_Aim of the exercise:_ Track down every line below that holds "colors" and copy it.

_Stored data:_
%%
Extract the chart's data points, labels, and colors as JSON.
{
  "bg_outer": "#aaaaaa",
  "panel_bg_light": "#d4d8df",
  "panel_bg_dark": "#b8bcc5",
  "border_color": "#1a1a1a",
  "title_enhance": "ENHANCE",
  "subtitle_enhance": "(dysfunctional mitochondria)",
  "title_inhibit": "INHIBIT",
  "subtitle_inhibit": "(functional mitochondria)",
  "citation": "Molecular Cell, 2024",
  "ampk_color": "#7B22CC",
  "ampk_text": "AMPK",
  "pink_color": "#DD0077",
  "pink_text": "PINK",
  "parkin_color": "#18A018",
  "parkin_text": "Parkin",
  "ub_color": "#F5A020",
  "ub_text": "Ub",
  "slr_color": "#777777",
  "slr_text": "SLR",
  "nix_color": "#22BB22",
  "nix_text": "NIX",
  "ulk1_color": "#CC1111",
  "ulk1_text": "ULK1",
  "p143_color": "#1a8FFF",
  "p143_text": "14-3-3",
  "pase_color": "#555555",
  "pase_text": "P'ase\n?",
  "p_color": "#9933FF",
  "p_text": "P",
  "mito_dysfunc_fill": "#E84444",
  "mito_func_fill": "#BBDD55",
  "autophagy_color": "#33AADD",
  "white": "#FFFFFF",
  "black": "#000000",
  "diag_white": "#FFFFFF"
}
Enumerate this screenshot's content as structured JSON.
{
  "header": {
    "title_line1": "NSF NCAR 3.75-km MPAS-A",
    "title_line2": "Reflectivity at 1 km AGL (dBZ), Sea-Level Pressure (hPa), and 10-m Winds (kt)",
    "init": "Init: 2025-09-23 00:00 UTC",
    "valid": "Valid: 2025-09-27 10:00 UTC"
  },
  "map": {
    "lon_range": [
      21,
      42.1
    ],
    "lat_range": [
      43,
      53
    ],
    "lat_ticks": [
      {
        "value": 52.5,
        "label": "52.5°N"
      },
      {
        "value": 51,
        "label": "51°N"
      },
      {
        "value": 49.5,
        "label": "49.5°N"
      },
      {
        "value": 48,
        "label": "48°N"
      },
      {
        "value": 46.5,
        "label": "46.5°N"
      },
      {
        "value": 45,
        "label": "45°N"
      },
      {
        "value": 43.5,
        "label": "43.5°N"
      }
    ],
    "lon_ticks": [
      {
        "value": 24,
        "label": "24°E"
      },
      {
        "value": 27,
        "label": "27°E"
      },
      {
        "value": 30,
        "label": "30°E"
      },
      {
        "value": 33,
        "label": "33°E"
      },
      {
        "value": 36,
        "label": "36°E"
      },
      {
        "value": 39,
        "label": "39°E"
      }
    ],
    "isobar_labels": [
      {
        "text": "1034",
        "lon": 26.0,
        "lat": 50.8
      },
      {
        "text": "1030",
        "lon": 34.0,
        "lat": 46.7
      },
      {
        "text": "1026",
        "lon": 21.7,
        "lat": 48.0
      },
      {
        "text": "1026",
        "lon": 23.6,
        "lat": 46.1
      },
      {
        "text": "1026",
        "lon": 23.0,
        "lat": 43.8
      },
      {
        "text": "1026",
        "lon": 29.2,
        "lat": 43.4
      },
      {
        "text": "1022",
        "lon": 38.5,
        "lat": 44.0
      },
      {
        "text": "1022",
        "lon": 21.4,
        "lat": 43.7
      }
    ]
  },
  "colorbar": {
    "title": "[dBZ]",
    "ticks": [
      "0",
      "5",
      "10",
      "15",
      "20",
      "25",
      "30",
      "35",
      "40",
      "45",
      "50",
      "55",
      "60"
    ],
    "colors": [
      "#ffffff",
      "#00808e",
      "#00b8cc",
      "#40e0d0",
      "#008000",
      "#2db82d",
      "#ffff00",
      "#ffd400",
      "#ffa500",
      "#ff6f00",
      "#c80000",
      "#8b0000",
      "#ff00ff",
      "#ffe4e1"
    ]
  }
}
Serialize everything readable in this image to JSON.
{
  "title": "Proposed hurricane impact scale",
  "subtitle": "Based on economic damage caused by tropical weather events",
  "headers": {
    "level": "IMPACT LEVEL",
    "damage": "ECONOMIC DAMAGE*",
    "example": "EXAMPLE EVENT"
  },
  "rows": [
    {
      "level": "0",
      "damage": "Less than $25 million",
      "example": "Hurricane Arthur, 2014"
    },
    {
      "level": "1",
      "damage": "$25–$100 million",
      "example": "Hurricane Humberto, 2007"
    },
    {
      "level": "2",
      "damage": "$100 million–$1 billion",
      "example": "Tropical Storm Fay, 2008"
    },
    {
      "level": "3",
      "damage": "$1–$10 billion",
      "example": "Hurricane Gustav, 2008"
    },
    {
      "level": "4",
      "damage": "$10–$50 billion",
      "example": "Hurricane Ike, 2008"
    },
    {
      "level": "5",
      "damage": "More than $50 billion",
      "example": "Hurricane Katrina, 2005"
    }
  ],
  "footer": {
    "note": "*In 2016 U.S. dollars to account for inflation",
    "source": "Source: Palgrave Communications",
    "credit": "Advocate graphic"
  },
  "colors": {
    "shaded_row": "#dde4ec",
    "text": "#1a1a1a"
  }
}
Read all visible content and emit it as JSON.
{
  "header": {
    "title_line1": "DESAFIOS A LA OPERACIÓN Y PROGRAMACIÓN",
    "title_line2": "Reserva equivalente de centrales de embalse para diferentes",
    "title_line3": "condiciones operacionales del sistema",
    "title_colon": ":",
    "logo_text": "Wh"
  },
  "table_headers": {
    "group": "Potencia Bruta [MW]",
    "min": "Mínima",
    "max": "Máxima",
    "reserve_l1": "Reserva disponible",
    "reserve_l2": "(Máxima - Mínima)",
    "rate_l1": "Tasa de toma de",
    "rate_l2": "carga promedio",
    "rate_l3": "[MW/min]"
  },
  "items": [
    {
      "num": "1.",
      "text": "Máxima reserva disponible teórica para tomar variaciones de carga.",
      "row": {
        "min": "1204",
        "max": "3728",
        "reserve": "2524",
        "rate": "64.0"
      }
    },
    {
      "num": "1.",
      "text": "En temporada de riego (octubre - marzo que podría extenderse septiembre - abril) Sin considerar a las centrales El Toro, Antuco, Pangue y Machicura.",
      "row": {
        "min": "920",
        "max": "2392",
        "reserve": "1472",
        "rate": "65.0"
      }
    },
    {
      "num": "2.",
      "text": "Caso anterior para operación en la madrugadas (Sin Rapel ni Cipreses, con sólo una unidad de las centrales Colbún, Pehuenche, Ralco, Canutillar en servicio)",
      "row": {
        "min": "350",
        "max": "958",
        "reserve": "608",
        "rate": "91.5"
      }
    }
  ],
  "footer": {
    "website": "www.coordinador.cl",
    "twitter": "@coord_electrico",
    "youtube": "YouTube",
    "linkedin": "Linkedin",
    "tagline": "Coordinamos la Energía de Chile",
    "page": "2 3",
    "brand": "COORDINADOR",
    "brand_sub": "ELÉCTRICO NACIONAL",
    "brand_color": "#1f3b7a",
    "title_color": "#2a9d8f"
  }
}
%%
_Solution:_
Extract the chart's data points, labels, and colors as JSON.
    "colors": [
  "colors": {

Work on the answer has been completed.